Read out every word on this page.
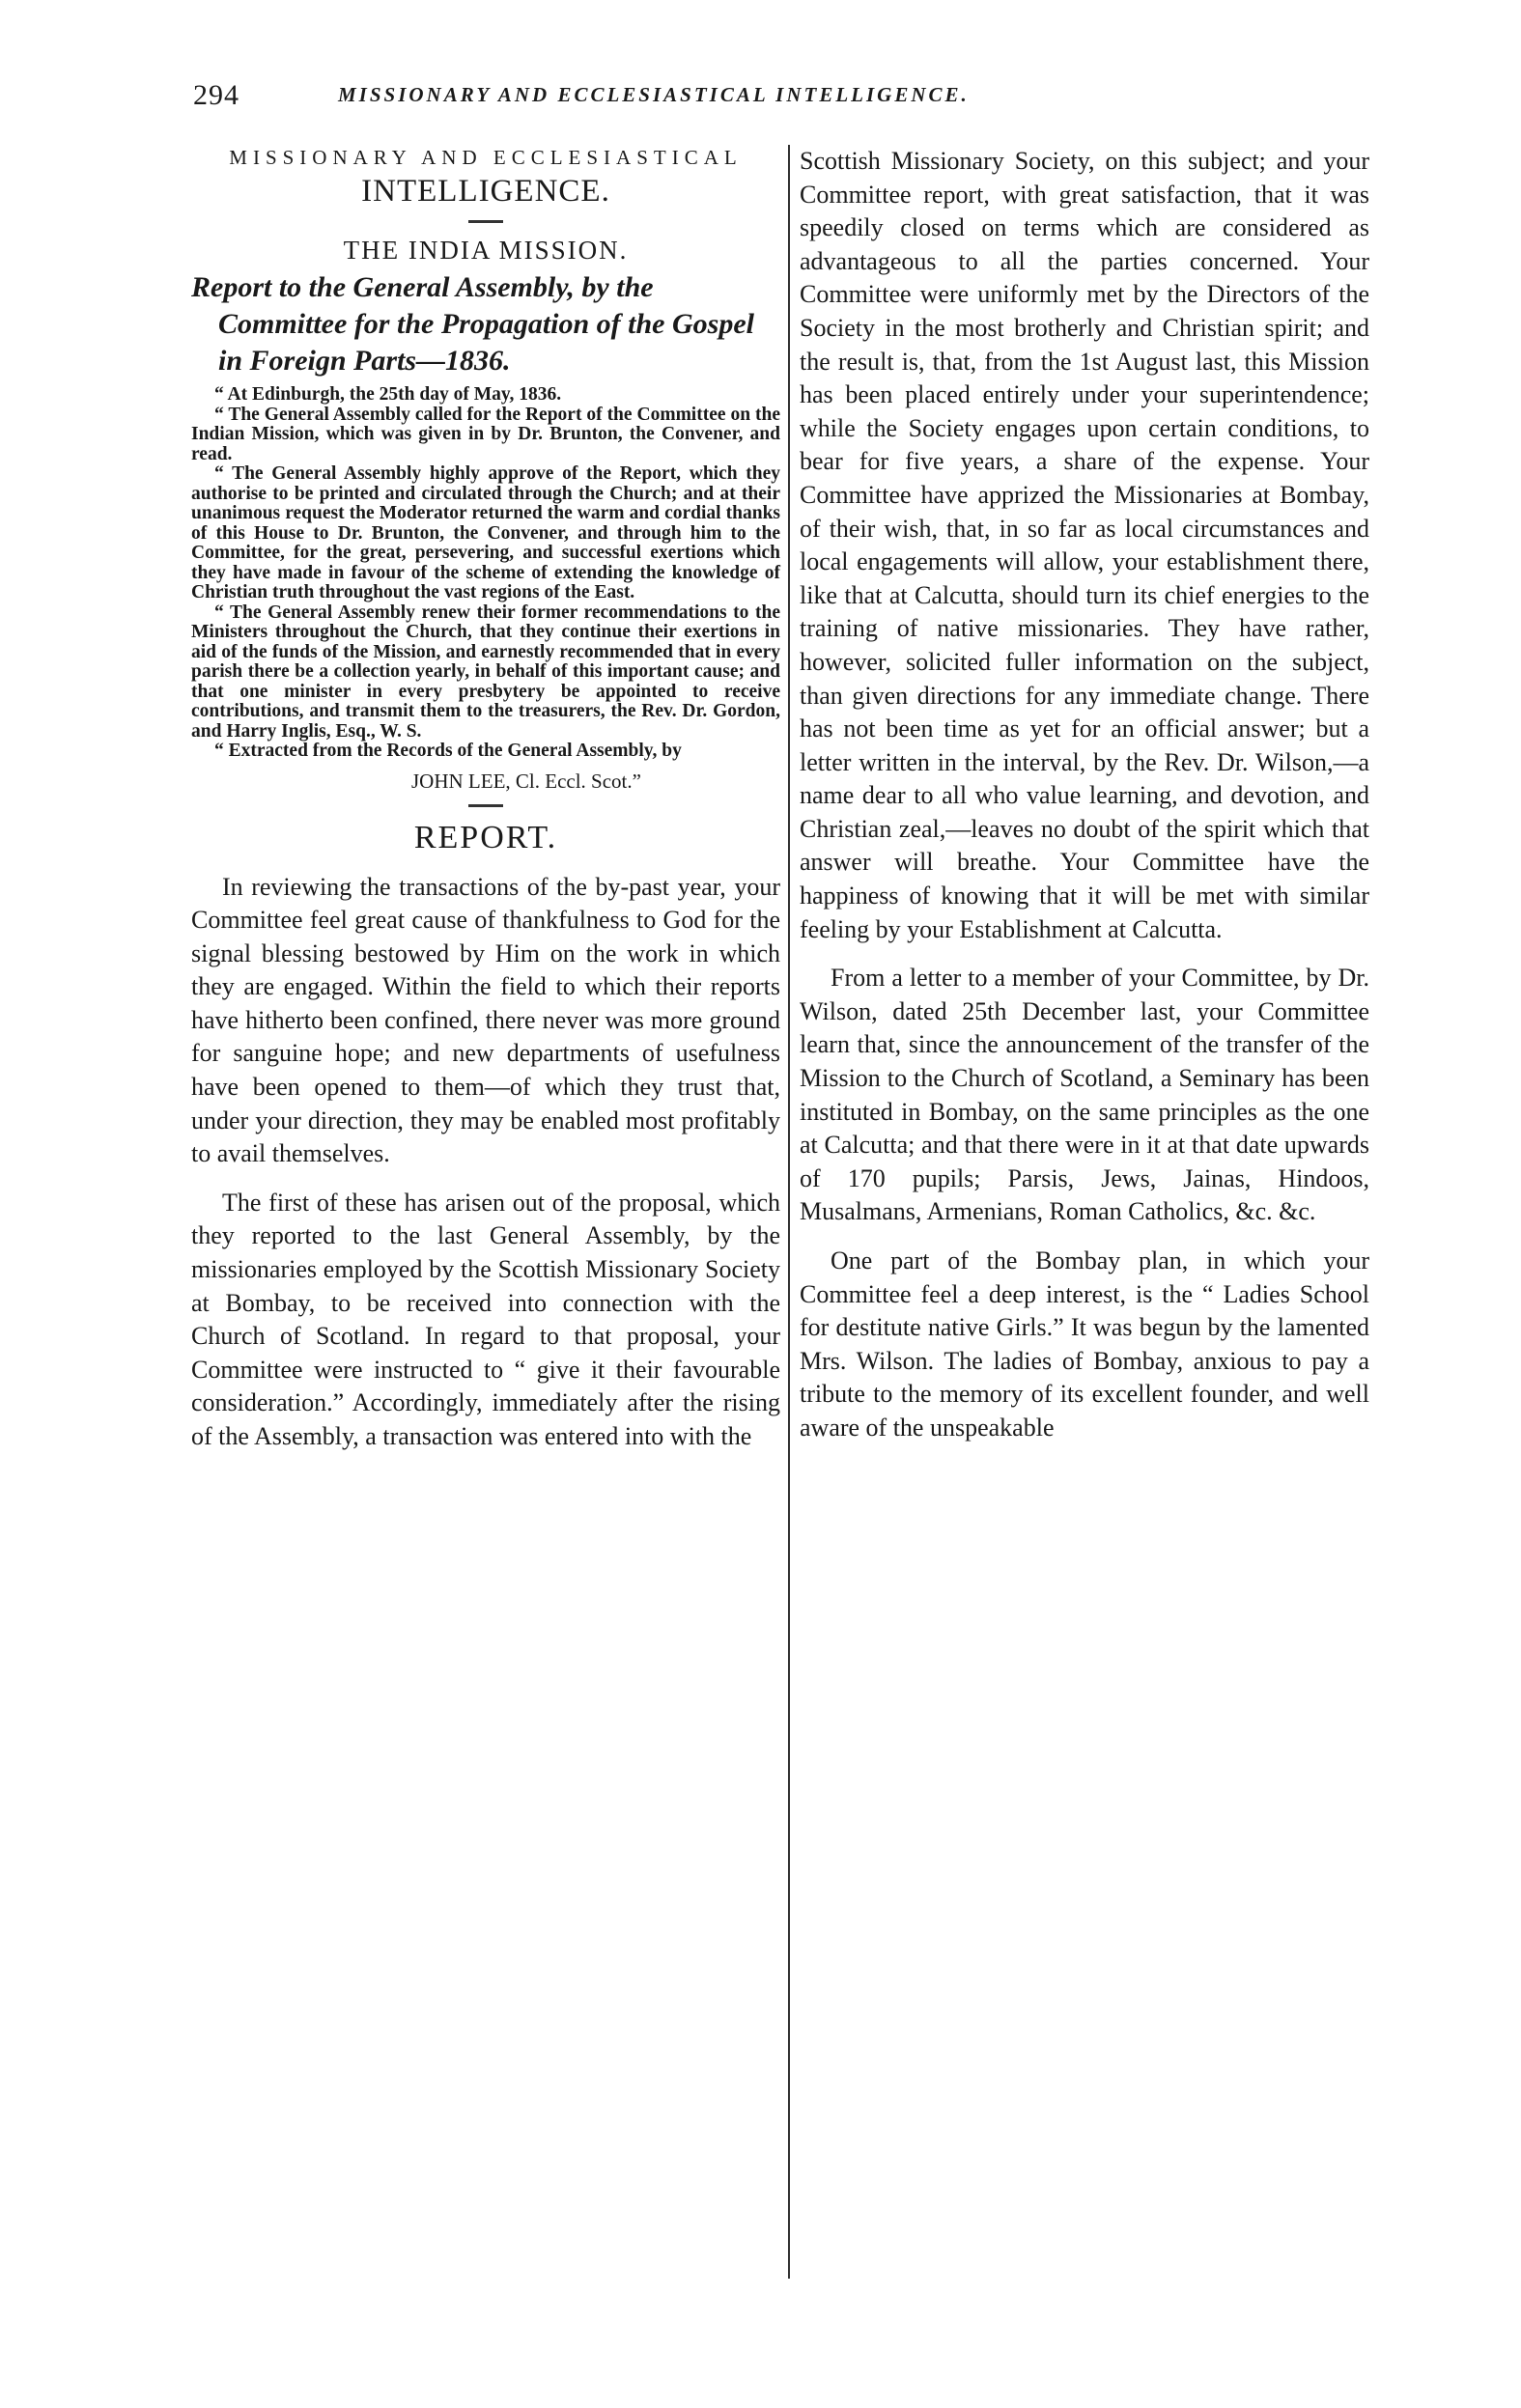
294	MISSIONARY AND ECCLESIASTICAL INTELLIGENCE.

MISSIONARY AND ECCLESIASTICAL

INTELLIGENCE.

THE INDIA MISSION.

Report to the General Assembly, by the Committee for the Propagation of the Gospel in Foreign Parts—1836.

“ At Edinburgh, the 25th day of May, 1836.

“ The General Assembly called for the Report of the Committee on the Indian Mission, which was given in by Dr. Brunton, the Convener, and read.

“ The General Assembly highly approve of the Report, which they authorise to be printed and circulated through the Church; and at their unanimous request the Moderator returned the warm and cordial thanks of this House to Dr. Brunton, the Convener, and through him to the Committee, for the great, persevering, and successful exertions which they have made in favour of the scheme of extending the knowledge of Christian truth throughout the vast regions of the East.

“ The General Assembly renew their former recommendations to the Ministers throughout the Church, that they continue their exertions in aid of the funds of the Mission, and earnestly recommended that in every parish there be a collection yearly, in behalf of this important cause; and that one minister in every presbytery be appointed to receive contributions, and transmit them to the treasurers, the Rev. Dr. Gordon, and Harry Inglis, Esq., W. S.

“ Extracted from the Records of the General Assembly, by

JOHN LEE, Cl. Eccl. Scot.”

REPORT.

In reviewing the transactions of the by-past year, your Committee feel great cause of thankfulness to God for the signal blessing bestowed by Him on the work in which they are engaged. Within the field to which their reports have hitherto been confined, there never was more ground for sanguine hope; and new departments of usefulness have been opened to them—of which they trust that, under your direction, they may be enabled most profitably to avail themselves.

The first of these has arisen out of the proposal, which they reported to the last General Assembly, by the missionaries employed by the Scottish Missionary Society at Bombay, to be received into connection with the Church of Scotland. In regard to that proposal, your Committee were instructed to “ give it their favourable consideration.” Accordingly, immediately after the rising of the Assembly, a transaction was entered into with the

Scottish Missionary Society, on this subject; and your Committee report, with great satisfaction, that it was speedily closed on terms which are considered as advantageous to all the parties concerned. Your Committee were uniformly met by the Directors of the Society in the most brotherly and Christian spirit; and the result is, that, from the 1st August last, this Mission has been placed entirely under your superintendence; while the Society engages upon certain conditions, to bear for five years, a share of the expense. Your Committee have apprized the Missionaries at Bombay, of their wish, that, in so far as local circumstances and local engagements will allow, your establishment there, like that at Calcutta, should turn its chief energies to the training of native missionaries. They have rather, however, solicited fuller information on the subject, than given directions for any immediate change. There has not been time as yet for an official answer; but a letter written in the interval, by the Rev. Dr. Wilson,—a name dear to all who value learning, and devotion, and Christian zeal,—leaves no doubt of the spirit which that answer will breathe. Your Committee have the happiness of knowing that it will be met with similar feeling by your Establishment at Calcutta.

From a letter to a member of your Committee, by Dr. Wilson, dated 25th December last, your Committee learn that, since the announcement of the transfer of the Mission to the Church of Scotland, a Seminary has been instituted in Bombay, on the same principles as the one at Calcutta; and that there were in it at that date upwards of 170 pupils; Parsis, Jews, Jainas, Hindoos, Musalmans, Armenians, Roman Catholics, &c. &c.

One part of the Bombay plan, in which your Committee feel a deep interest, is the “ Ladies School for destitute native Girls.” It was begun by the lamented Mrs. Wilson. The ladies of Bombay, anxious to pay a tribute to the memory of its excellent founder, and well aware of the unspeakable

What is expected — Repeat the data exactly, without the pictures.

Result of the task —
Read out every word on this page.
294	MISSIONARY AND ECCLESIASTICAL INTELLIGENCE.

MISSIONARY AND ECCLESIASTICAL

INTELLIGENCE.

THE INDIA MISSION.

Report to the General Assembly, by the Committee for the Propagation of the Gospel in Foreign Parts—1836.

“ At Edinburgh, the 25th day of May, 1836.

“ The General Assembly called for the Report of the Committee on the Indian Mission, which was given in by Dr. Brunton, the Convener, and read.

“ The General Assembly highly approve of the Report, which they authorise to be printed and circulated through the Church; and at their unanimous request the Moderator returned the warm and cordial thanks of this House to Dr. Brunton, the Convener, and through him to the Committee, for the great, persevering, and successful exertions which they have made in favour of the scheme of extending the knowledge of Christian truth throughout the vast regions of the East.

“ The General Assembly renew their former recommendations to the Ministers throughout the Church, that they continue their exertions in aid of the funds of the Mission, and earnestly recommended that in every parish there be a collection yearly, in behalf of this important cause; and that one minister in every presbytery be appointed to receive contributions, and transmit them to the treasurers, the Rev. Dr. Gordon, and Harry Inglis, Esq., W. S.

“ Extracted from the Records of the General Assembly, by

JOHN LEE, Cl. Eccl. Scot.”

REPORT.

In reviewing the transactions of the by-past year, your Committee feel great cause of thankfulness to God for the signal blessing bestowed by Him on the work in which they are engaged. Within the field to which their reports have hitherto been confined, there never was more ground for sanguine hope; and new departments of usefulness have been opened to them—of which they trust that, under your direction, they may be enabled most profitably to avail themselves.

The first of these has arisen out of the proposal, which they reported to the last General Assembly, by the missionaries employed by the Scottish Missionary Society at Bombay, to be received into connection with the Church of Scotland. In regard to that proposal, your Committee were instructed to “ give it their favourable consideration.” Accordingly, immediately after the rising of the Assembly, a transaction was entered into with the

Scottish Missionary Society, on this subject; and your Committee report, with great satisfaction, that it was speedily closed on terms which are considered as advantageous to all the parties concerned. Your Committee were uniformly met by the Directors of the Society in the most brotherly and Christian spirit; and the result is, that, from the 1st August last, this Mission has been placed entirely under your superintendence; while the Society engages upon certain conditions, to bear for five years, a share of the expense. Your Committee have apprized the Missionaries at Bombay, of their wish, that, in so far as local circumstances and local engagements will allow, your establishment there, like that at Calcutta, should turn its chief energies to the training of native missionaries. They have rather, however, solicited fuller information on the subject, than given directions for any immediate change. There has not been time as yet for an official answer; but a letter written in the interval, by the Rev. Dr. Wilson,—a name dear to all who value learning, and devotion, and Christian zeal,—leaves no doubt of the spirit which that answer will breathe. Your Committee have the happiness of knowing that it will be met with similar feeling by your Establishment at Calcutta.

From a letter to a member of your Committee, by Dr. Wilson, dated 25th December last, your Committee learn that, since the announcement of the transfer of the Mission to the Church of Scotland, a Seminary has been instituted in Bombay, on the same principles as the one at Calcutta; and that there were in it at that date upwards of 170 pupils; Parsis, Jews, Jainas, Hindoos, Musalmans, Armenians, Roman Catholics, &c. &c.

One part of the Bombay plan, in which your Committee feel a deep interest, is the “ Ladies School for destitute native Girls.” It was begun by the lamented Mrs. Wilson. The ladies of Bombay, anxious to pay a tribute to the memory of its excellent founder, and well aware of the unspeakable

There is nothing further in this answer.